— PROBLEM DESCRIPTION —
Could you extract every entry below and reproduce it exactly?

— INFORMATION PROVIDED —
>>>>

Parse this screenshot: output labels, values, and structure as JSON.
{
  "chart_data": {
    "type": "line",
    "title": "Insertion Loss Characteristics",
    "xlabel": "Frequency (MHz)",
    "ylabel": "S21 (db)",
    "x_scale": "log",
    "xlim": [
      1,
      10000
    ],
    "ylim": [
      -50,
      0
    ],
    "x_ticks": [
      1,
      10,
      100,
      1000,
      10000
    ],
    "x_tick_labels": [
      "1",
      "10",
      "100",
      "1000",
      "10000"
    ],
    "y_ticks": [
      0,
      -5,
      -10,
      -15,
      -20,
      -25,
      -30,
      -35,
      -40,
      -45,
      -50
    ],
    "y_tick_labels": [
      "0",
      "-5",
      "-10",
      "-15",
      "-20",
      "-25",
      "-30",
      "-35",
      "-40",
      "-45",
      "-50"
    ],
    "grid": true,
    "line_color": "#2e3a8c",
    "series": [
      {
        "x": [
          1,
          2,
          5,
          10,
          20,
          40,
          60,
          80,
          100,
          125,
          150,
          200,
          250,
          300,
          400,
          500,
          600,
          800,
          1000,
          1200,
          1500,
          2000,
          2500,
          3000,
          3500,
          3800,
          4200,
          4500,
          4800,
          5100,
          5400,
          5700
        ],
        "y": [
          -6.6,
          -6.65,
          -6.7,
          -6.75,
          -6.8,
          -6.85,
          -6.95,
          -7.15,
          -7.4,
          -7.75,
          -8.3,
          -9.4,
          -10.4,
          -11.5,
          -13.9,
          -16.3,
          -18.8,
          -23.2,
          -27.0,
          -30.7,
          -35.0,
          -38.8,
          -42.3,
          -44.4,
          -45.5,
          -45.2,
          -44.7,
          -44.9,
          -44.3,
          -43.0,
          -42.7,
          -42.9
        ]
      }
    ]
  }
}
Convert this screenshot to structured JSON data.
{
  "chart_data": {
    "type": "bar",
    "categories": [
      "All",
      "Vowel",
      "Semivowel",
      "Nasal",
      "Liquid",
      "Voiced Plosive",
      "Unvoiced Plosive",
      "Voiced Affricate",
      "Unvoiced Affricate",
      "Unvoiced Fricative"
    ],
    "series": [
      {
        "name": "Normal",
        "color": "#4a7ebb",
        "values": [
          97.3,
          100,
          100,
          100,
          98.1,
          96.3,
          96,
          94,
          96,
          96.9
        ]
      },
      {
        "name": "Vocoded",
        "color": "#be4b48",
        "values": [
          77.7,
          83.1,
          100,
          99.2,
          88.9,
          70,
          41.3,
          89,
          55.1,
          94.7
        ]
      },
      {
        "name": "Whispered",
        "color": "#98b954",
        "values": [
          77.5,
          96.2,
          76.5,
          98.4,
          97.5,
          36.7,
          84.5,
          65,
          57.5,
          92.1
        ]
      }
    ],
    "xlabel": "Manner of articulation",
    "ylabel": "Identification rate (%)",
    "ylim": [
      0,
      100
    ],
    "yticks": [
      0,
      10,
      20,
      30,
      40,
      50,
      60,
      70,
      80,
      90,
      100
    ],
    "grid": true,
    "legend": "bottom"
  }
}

<<<<

— RESULT FOR THIS EXERCISE —
Parse this screenshot: output labels, values, and structure as JSON.
{
  "chart_data": {
    "type": "line",
    "title": "Insertion Loss Characteristics",
    "xlabel": "Frequency (MHz)",
    "ylabel": "S21 (db)",
    "x_scale": "log",
    "xlim": [
      1,
      10000
    ],
    "ylim": [
      -50,
      0
    ],
    "x_ticks": [
      1,
      10,
      100,
      1000,
      10000
    ],
    "x_tick_labels": [
      "1",
      "10",
      "100",
      "1000",
      "10000"
    ],
    "y_ticks": [
      0,
      -5,
      -10,
      -15,
      -20,
      -25,
      -30,
      -35,
      -40,
      -45,
      -50
    ],
    "y_tick_labels": [
      "0",
      "-5",
      "-10",
      "-15",
      "-20",
      "-25",
      "-30",
      "-35",
      "-40",
      "-45",
      "-50"
    ],
    "grid": true,
    "line_color": "#2e3a8c",
    "series": [
      {
        "x": [
          1,
          2,
          5,
          10,
          20,
          40,
          60,
          80,
          100,
          125,
          150,
          200,
          250,
          300,
          400,
          500,
          600,
          800,
          1000,
          1200,
          1500,
          2000,
          2500,
          3000,
          3500,
          3800,
          4200,
          4500,
          4800,
          5100,
          5400,
          5700
        ],
        "y": [
          -6.6,
          -6.65,
          -6.7,
          -6.75,
          -6.8,
          -6.85,
          -6.95,
          -7.15,
          -7.4,
          -7.75,
          -8.3,
          -9.4,
          -10.4,
          -11.5,
          -13.9,
          -16.3,
          -18.8,
          -23.2,
          -27.0,
          -30.7,
          -35.0,
          -38.8,
          -42.3,
          -44.4,
          -45.5,
          -45.2,
          -44.7,
          -44.9,
          -44.3,
          -43.0,
          -42.7,
          -42.9
        ]
      }
    ]
  }
}
Convert this screenshot to structured JSON data.
{
  "chart_data": {
    "type": "bar",
    "categories": [
      "All",
      "Vowel",
      "Semivowel",
      "Nasal",
      "Liquid",
      "Voiced Plosive",
      "Unvoiced Plosive",
      "Voiced Affricate",
      "Unvoiced Affricate",
      "Unvoiced Fricative"
    ],
    "series": [
      {
        "name": "Normal",
        "color": "#4a7ebb",
        "values": [
          97.3,
          100,
          100,
          100,
          98.1,
          96.3,
          96,
          94,
          96,
          96.9
        ]
      },
      {
        "name": "Vocoded",
        "color": "#be4b48",
        "values": [
          77.7,
          83.1,
          100,
          99.2,
          88.9,
          70,
          41.3,
          89,
          55.1,
          94.7
        ]
      },
      {
        "name": "Whispered",
        "color": "#98b954",
        "values": [
          77.5,
          96.2,
          76.5,
          98.4,
          97.5,
          36.7,
          84.5,
          65,
          57.5,
          92.1
        ]
      }
    ],
    "xlabel": "Manner of articulation",
    "ylabel": "Identification rate (%)",
    "ylim": [
      0,
      100
    ],
    "yticks": [
      0,
      10,
      20,
      30,
      40,
      50,
      60,
      70,
      80,
      90,
      100
    ],
    "grid": true,
    "legend": "bottom"
  }
}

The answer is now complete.